* [Data provided]:
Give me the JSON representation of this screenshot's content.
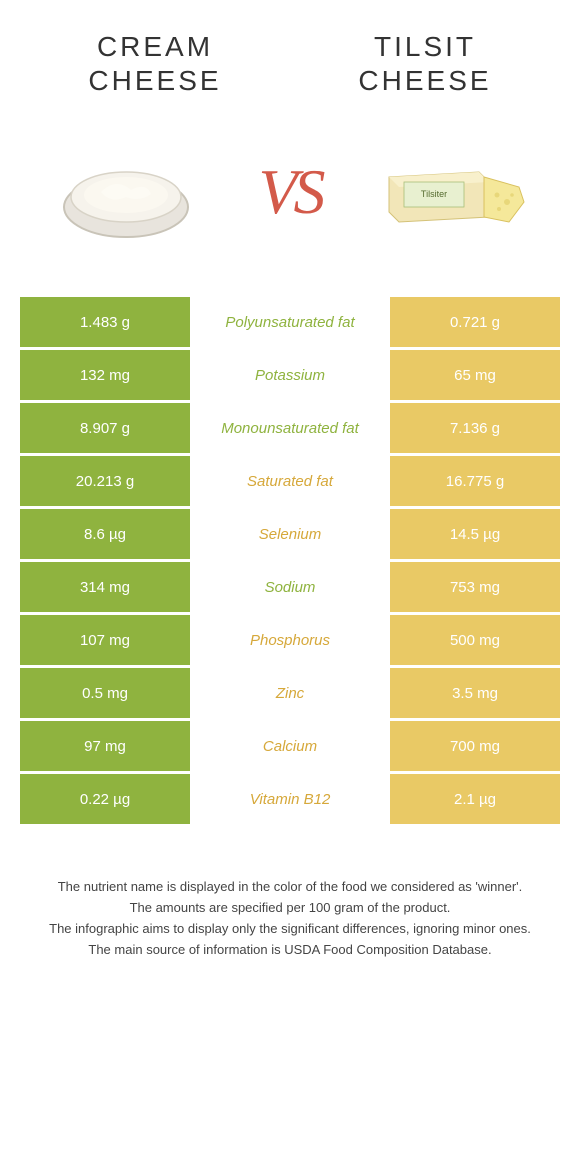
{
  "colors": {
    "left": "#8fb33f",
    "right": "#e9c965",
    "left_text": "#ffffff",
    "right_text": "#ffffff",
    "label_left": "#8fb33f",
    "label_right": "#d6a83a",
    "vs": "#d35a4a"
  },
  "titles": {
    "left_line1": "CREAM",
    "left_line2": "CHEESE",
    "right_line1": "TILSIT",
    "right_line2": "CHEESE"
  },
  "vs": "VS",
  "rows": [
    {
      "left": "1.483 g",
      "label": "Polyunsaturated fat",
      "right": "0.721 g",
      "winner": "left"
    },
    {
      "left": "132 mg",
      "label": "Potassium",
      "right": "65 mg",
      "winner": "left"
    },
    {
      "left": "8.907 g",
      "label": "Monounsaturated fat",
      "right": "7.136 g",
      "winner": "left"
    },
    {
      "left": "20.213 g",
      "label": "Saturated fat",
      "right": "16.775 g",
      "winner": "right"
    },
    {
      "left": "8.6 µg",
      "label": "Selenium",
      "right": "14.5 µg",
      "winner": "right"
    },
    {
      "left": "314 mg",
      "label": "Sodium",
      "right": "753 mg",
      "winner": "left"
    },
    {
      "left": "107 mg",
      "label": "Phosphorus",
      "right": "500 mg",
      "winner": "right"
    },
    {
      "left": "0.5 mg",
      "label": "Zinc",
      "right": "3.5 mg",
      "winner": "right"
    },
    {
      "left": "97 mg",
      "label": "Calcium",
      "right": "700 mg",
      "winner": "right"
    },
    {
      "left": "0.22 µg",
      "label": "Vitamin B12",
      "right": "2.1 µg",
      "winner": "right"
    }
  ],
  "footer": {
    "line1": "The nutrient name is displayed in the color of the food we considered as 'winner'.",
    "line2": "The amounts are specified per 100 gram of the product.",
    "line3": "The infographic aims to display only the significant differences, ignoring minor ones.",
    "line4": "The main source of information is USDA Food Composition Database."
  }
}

* [What is being asked]:
Write out the entries again, exactly as given, skipping any images.

* [The output]:
Give me the JSON representation of this screenshot's content.
{
  "colors": {
    "left": "#8fb33f",
    "right": "#e9c965",
    "left_text": "#ffffff",
    "right_text": "#ffffff",
    "label_left": "#8fb33f",
    "label_right": "#d6a83a",
    "vs": "#d35a4a"
  },
  "titles": {
    "left_line1": "CREAM",
    "left_line2": "CHEESE",
    "right_line1": "TILSIT",
    "right_line2": "CHEESE"
  },
  "vs": "VS",
  "rows": [
    {
      "left": "1.483 g",
      "label": "Polyunsaturated fat",
      "right": "0.721 g",
      "winner": "left"
    },
    {
      "left": "132 mg",
      "label": "Potassium",
      "right": "65 mg",
      "winner": "left"
    },
    {
      "left": "8.907 g",
      "label": "Monounsaturated fat",
      "right": "7.136 g",
      "winner": "left"
    },
    {
      "left": "20.213 g",
      "label": "Saturated fat",
      "right": "16.775 g",
      "winner": "right"
    },
    {
      "left": "8.6 µg",
      "label": "Selenium",
      "right": "14.5 µg",
      "winner": "right"
    },
    {
      "left": "314 mg",
      "label": "Sodium",
      "right": "753 mg",
      "winner": "left"
    },
    {
      "left": "107 mg",
      "label": "Phosphorus",
      "right": "500 mg",
      "winner": "right"
    },
    {
      "left": "0.5 mg",
      "label": "Zinc",
      "right": "3.5 mg",
      "winner": "right"
    },
    {
      "left": "97 mg",
      "label": "Calcium",
      "right": "700 mg",
      "winner": "right"
    },
    {
      "left": "0.22 µg",
      "label": "Vitamin B12",
      "right": "2.1 µg",
      "winner": "right"
    }
  ],
  "footer": {
    "line1": "The nutrient name is displayed in the color of the food we considered as 'winner'.",
    "line2": "The amounts are specified per 100 gram of the product.",
    "line3": "The infographic aims to display only the significant differences, ignoring minor ones.",
    "line4": "The main source of information is USDA Food Composition Database."
  }
}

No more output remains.